* [WORK TO DO]: In the records below, pick out all lines containing the word "List".
---------- DATA ROWS ----------
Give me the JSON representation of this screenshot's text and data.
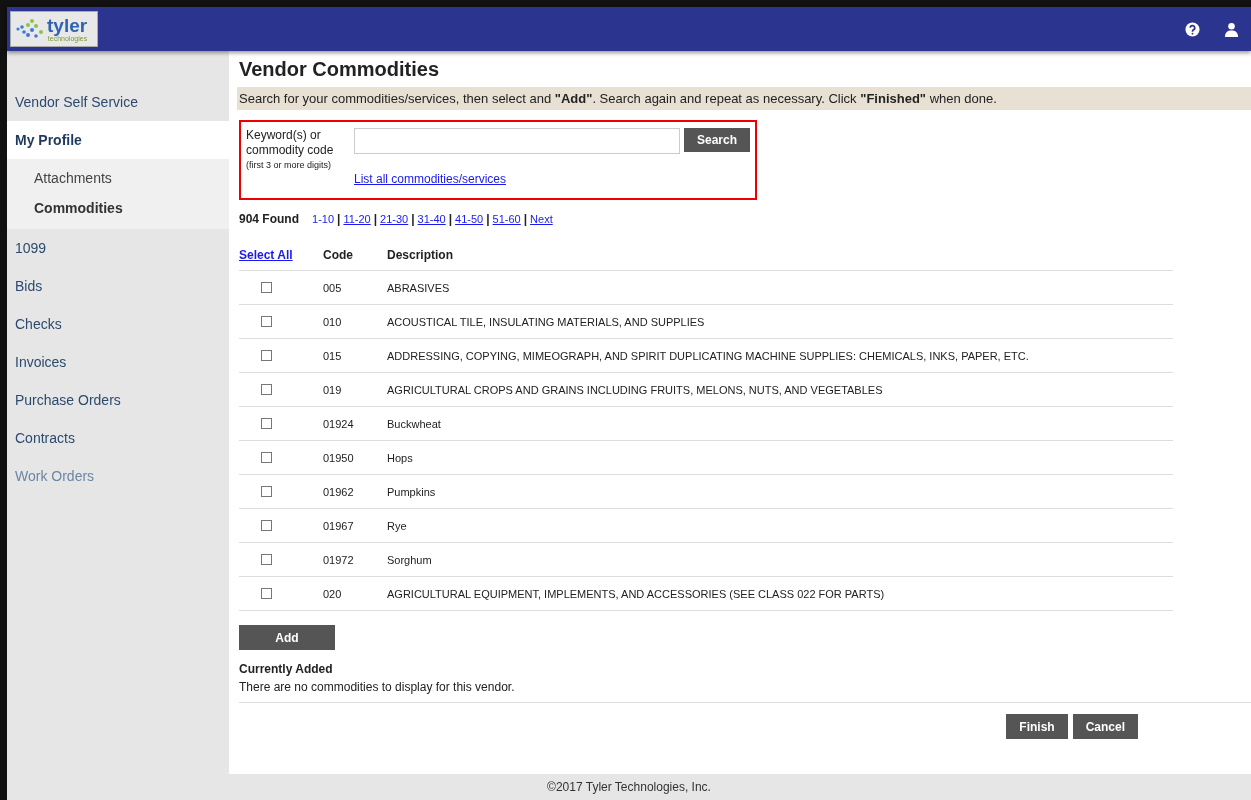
{
  "header": {
    "logo": "tyler",
    "logo_sub": "technologies"
  },
  "sidebar": {
    "items": [
      {
        "label": "Vendor Self Service",
        "selected": false,
        "disabled": false
      },
      {
        "label": "My Profile",
        "selected": true,
        "disabled": false,
        "children": [
          {
            "label": "Attachments",
            "selected": false
          },
          {
            "label": "Commodities",
            "selected": true
          }
        ]
      },
      {
        "label": "1099",
        "selected": false,
        "disabled": false
      },
      {
        "label": "Bids",
        "selected": false,
        "disabled": false
      },
      {
        "label": "Checks",
        "selected": false,
        "disabled": false
      },
      {
        "label": "Invoices",
        "selected": false,
        "disabled": false
      },
      {
        "label": "Purchase Orders",
        "selected": false,
        "disabled": false
      },
      {
        "label": "Contracts",
        "selected": false,
        "disabled": false
      },
      {
        "label": "Work Orders",
        "selected": false,
        "disabled": true
      }
    ]
  },
  "page_title": "Vendor Commodities",
  "instructions": "Search for your commodities/services, then select and **\"Add\"**. Search again and repeat as necessary. Click **\"Finished\"** when done.",
  "search": {
    "label": "Keyword(s) or commodity code",
    "hint": "(first 3 or more digits)",
    "button": "Search",
    "list_all_link": "List all commodities/services"
  },
  "results": {
    "count": "904 Found",
    "separator": "|",
    "pages": [
      {
        "label": "1-10",
        "selected": true
      },
      {
        "label": "11-20",
        "selected": false
      },
      {
        "label": "21-30",
        "selected": false
      },
      {
        "label": "31-40",
        "selected": false
      },
      {
        "label": "41-50",
        "selected": false
      },
      {
        "label": "51-60",
        "selected": false
      },
      {
        "label": "Next",
        "selected": false
      }
    ]
  },
  "table": {
    "select_all": "Select All",
    "columns": [
      "Code",
      "Description"
    ],
    "rows": [
      {
        "checked": false,
        "code": "005",
        "description": "ABRASIVES"
      },
      {
        "checked": false,
        "code": "010",
        "description": "ACOUSTICAL TILE, INSULATING MATERIALS, AND SUPPLIES"
      },
      {
        "checked": false,
        "code": "015",
        "description": "ADDRESSING, COPYING, MIMEOGRAPH, AND SPIRIT DUPLICATING MACHINE SUPPLIES: CHEMICALS, INKS, PAPER, ETC."
      },
      {
        "checked": false,
        "code": "019",
        "description": "AGRICULTURAL CROPS AND GRAINS INCLUDING FRUITS, MELONS, NUTS, AND VEGETABLES"
      },
      {
        "checked": false,
        "code": "01924",
        "description": "Buckwheat"
      },
      {
        "checked": false,
        "code": "01950",
        "description": "Hops"
      },
      {
        "checked": false,
        "code": "01962",
        "description": "Pumpkins"
      },
      {
        "checked": false,
        "code": "01967",
        "description": "Rye"
      },
      {
        "checked": false,
        "code": "01972",
        "description": "Sorghum"
      },
      {
        "checked": false,
        "code": "020",
        "description": "AGRICULTURAL EQUIPMENT, IMPLEMENTS, AND ACCESSORIES (SEE CLASS 022 FOR PARTS)"
      }
    ]
  },
  "add_button": "Add",
  "currently_added": {
    "title": "Currently Added",
    "message": "There are no commodities to display for this vendor."
  },
  "buttons": [
    "Finish",
    "Cancel"
  ],
  "footer": "©2017 Tyler Technologies, Inc."
}
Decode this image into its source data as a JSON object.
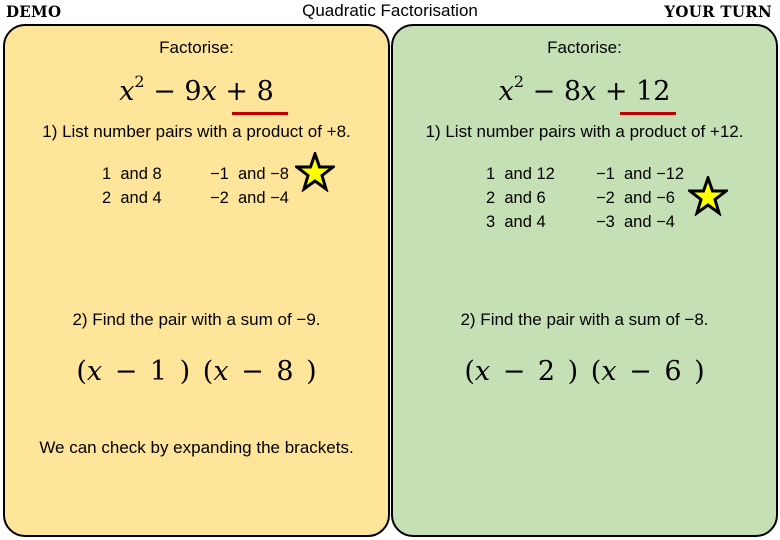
{
  "header": {
    "left_label": "DEMO",
    "title": "Quadratic Factorisation",
    "right_label": "YOUR TURN"
  },
  "colors": {
    "demo_panel": "#ffe599",
    "yourturn_panel": "#c5e0b4",
    "underline": "#c00000",
    "star_fill": "#ffff00"
  },
  "demo": {
    "heading": "Factorise:",
    "expression": {
      "var": "x",
      "power": "2",
      "middle": " − 9",
      "var2": "x",
      "constant_sign": " + ",
      "constant": "8"
    },
    "step1": "1) List number pairs with a product of +8.",
    "pairs_positive": [
      "1  and 8",
      "2  and 4"
    ],
    "pairs_negative": [
      "−1  and −8",
      "−2  and −4"
    ],
    "starred_pair": "−1 and −8",
    "step2": "2) Find the pair with a sum of −9.",
    "answer": {
      "open1": "(",
      "x1": "x",
      "rest1": " − 1 )",
      "open2": " (",
      "x2": "x",
      "rest2": " − 8 )"
    },
    "note": "We can check by expanding the brackets."
  },
  "your_turn": {
    "heading": "Factorise:",
    "expression": {
      "var": "x",
      "power": "2",
      "middle": " − 8",
      "var2": "x",
      "constant_sign": " + ",
      "constant": "12"
    },
    "step1": "1) List number pairs with a product of +12.",
    "pairs_positive": [
      "1  and 12",
      "2  and 6",
      "3  and 4"
    ],
    "pairs_negative": [
      "−1  and −12",
      "−2  and −6",
      "−3  and −4"
    ],
    "starred_pair": "−2 and −6",
    "step2": "2) Find the pair with a sum of −8.",
    "answer": {
      "open1": "(",
      "x1": "x",
      "rest1": " − 2 )",
      "open2": " (",
      "x2": "x",
      "rest2": " − 6 )"
    }
  }
}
----------
* [FULL ANSWER]:
    "list_all_link": "List all commodities/services"
    "step1": "1) List number pairs with a product of +8.",
    "step1": "1) List number pairs with a product of +12.",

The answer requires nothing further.